In the course schedule, whose two versions of Philoctetes are assigned for weeks 9 through 10?

◆ **SELECTED PASSAGE**
+-------+

Choose a passage from the readings of Ajax containing one of the following themes: Hubris, Responsibility, Shame, Revenge, Pride, Love, Irony and write one to two pages elaborating on their meaning within the context of the story. Be ready to read it in class and comment/ analyze it.

In class lecture: Class and separation of casts in Classical Greece. The importance of burial in the social sphere, how do we define fairness? How do we define heroism? What makes life worth living? What constitutes value? What makes death meaningful?

Review of the New York Times editorial.  In class reading and discussion of the students’ writings.

Week 9 through 10, Nov. 1 and Nov. 8

Sophocles, Philoctetes

André Gide: Philoctetes

Choose a passage from one of the two Philoctetes containing one of the following themes, or lack of: Responsibility, Honor, Shame, Compassion, Love, Hate, Self Deprecation, Loyalty, The Wound That Doesn’t Heal, Detachment, Self Containment, Forgiveness, Love of all Things, Compassion and write a two pages’ comparison between the two plays. Be ready to read it in class and comment/analyze it.

In class lecture: 1) Soldiers as disposable items, Morale, Morality, and Amorality in War. Apology of immorality via cunning rhetoric around patriotism and the mystique of The Country before one’s fellow citizens.

2) Denial of patriotism and the country in favor of friendship, love, personal loyalty and human decency. Coining of new significance of good citizenship.  When the wound heals and how.

In class discussion on the different perspectives of the story as seen by Sophocles and by Gide.

Week 11 through 12, Nov. 15 and Nov 22

THE WOMAN QUESTION

(Final paper assignment, due in four weeks)

Euripides, The Trojan Women

Choose a passage from the readings of The Trojan Women containing one of the following themes: Impotence, Motherhood, Rage, Revenge, Loyalty, Surrendering, and Upholding of morality and Social norms, and write one to two pages elaborating on their meaning within the context of the story.

In class lecture: Women role in ancient Greece as bearers of life’s cardinal threads, from tending to childbirth to funeral rites, and weaving in between. The female condition in family and war. The unheard voice, sex and slavery, rape, witchcraft, madness, oracle, revenge, and freedom, psychopathy.

In class reading and discussion: Roberto Calasso’s The Marriage of Cadmus and Harmony, (excerpt treating The rape of Penthesilea). Love in death, finding your equal and killing it. The mystique of death in the tragic hero.

THANKSGIVING BREAK

Week 13, Nov. 29

Have read:

H.D. (Helda Dolittle), “Helen in Egypt, Eidolon”, Book III: 4 and:”Helen”

Yeats, William Butler. “No Second Troy”, “When Helen Lived”, and “Leda and the Swan”

Kraus, Nicole. “The idea of Helen”

Atwood, Margaret. “Helen of Troy does countertop dancing”

Poe, Edgar Allan. “To Helen”

Gorgias of Leontini: Encomium of Helen

Write a one page critical commentary on the Encomium of Helen. Also choose three poems and write one page critical commentary on each. 

In class lecture: 

To the poet Marlowe’s question "Was this the face that launch'd a thousand ships, / And burnt the topless towers of Ilium."? one could counter ask: Was she free not to?

+-------+

◆ **EXERCISE DATA**
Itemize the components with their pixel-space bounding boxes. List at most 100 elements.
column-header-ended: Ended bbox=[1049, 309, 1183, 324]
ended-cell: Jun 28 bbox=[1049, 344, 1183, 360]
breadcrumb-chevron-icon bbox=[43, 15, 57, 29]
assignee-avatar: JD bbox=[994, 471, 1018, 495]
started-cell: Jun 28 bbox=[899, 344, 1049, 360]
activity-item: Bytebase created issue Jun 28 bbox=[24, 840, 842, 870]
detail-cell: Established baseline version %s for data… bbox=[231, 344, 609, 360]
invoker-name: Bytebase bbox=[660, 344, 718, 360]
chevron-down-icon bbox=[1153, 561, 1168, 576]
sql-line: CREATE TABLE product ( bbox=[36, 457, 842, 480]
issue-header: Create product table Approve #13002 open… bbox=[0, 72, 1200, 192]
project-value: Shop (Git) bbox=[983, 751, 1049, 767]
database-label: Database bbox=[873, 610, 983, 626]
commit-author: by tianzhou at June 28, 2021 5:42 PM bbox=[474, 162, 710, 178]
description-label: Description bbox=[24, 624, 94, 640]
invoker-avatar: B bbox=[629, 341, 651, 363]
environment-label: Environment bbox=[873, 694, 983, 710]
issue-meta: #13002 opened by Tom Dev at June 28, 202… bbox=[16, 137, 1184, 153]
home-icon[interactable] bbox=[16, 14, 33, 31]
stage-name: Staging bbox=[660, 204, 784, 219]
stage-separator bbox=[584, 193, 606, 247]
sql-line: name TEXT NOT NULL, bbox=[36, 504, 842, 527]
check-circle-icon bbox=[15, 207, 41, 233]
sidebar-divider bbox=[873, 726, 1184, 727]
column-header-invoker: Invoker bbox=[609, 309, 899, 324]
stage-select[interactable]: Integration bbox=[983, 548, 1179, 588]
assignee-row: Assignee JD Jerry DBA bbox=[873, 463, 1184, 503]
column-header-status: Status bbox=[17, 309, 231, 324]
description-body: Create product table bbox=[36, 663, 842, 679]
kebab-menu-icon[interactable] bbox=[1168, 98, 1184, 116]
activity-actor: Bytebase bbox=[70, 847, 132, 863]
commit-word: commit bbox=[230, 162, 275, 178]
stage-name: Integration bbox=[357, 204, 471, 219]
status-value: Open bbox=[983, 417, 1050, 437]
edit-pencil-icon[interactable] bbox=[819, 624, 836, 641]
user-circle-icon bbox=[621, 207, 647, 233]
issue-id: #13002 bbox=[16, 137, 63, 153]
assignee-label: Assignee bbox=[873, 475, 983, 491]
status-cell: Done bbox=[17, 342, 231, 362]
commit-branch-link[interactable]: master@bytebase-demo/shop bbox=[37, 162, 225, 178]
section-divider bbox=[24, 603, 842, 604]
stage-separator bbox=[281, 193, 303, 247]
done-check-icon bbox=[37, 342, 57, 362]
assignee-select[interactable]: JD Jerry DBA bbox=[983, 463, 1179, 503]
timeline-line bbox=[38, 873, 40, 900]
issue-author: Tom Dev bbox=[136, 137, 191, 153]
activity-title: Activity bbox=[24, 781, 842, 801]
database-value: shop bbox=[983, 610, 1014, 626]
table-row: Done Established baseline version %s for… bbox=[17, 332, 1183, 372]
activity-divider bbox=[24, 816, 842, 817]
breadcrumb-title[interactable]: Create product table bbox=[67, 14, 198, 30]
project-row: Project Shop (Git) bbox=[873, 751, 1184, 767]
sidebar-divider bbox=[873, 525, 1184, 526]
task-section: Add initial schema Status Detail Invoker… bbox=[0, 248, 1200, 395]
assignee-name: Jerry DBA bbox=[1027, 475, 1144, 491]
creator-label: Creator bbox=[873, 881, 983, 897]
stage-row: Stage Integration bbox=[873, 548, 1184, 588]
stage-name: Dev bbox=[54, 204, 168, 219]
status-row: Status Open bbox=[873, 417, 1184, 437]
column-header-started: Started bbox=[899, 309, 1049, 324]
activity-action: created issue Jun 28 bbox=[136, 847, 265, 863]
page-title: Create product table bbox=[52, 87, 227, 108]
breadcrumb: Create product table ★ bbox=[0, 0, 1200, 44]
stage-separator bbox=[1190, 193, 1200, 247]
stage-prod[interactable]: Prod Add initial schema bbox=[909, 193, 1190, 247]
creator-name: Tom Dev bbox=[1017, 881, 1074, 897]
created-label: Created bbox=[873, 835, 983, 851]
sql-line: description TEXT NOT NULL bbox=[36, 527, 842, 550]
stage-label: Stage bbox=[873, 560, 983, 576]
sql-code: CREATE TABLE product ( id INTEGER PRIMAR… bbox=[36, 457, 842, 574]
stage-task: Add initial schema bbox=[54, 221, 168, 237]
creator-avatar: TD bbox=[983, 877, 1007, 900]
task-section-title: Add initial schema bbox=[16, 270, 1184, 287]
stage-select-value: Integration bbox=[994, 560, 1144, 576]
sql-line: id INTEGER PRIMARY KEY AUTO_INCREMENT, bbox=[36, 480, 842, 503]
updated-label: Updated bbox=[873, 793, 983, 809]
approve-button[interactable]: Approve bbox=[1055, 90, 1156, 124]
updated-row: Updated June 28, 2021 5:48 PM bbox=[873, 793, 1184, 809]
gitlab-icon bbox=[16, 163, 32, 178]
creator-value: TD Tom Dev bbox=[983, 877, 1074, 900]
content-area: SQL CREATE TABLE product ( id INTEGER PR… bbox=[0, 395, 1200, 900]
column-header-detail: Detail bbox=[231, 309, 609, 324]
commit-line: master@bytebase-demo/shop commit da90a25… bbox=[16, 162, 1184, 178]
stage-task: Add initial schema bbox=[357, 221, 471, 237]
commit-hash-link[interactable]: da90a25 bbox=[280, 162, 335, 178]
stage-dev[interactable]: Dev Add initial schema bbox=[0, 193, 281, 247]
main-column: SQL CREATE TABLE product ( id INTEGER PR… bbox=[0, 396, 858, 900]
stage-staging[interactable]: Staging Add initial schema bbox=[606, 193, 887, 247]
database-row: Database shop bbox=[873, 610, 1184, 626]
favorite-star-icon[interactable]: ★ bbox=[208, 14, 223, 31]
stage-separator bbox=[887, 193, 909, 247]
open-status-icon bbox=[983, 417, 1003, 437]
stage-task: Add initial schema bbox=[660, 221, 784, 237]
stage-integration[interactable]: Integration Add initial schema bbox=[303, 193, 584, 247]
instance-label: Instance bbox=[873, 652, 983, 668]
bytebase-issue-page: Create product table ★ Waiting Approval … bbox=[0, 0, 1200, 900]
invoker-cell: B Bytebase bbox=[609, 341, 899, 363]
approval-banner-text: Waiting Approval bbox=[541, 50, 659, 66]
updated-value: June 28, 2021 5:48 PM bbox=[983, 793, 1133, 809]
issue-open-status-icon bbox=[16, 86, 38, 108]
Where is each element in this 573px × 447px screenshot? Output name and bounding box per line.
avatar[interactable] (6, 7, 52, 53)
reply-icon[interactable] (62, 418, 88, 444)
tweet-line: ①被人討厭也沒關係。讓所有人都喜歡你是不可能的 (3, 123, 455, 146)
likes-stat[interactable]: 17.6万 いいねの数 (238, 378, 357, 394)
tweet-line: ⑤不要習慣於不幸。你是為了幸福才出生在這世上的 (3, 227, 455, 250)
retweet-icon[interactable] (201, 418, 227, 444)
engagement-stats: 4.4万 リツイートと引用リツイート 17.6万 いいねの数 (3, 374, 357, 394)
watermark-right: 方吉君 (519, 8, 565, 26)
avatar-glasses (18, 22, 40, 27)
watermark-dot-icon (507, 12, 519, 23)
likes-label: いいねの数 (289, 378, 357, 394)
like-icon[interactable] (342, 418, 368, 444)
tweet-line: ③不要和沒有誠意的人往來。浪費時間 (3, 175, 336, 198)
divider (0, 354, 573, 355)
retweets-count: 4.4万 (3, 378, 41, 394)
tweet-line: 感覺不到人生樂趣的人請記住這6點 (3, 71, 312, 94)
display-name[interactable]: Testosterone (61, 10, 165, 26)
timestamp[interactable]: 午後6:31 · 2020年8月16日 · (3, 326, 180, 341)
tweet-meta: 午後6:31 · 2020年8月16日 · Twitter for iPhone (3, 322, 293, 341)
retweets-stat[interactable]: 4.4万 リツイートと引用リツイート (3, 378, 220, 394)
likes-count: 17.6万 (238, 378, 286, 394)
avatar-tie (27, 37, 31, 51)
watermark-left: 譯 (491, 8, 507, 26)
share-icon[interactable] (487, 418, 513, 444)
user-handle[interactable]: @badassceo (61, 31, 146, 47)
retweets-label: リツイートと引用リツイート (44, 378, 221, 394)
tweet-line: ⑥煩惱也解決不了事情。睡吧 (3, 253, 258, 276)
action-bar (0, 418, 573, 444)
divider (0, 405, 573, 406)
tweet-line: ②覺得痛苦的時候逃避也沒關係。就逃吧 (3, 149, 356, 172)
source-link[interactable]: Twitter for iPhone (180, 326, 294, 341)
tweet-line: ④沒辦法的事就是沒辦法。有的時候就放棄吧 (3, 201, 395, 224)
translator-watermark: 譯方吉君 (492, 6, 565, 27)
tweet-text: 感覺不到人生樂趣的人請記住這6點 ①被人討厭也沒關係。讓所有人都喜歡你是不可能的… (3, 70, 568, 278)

+-------+

◆ **ANSWER TO THIS TASK**
Sophocles and André Gide.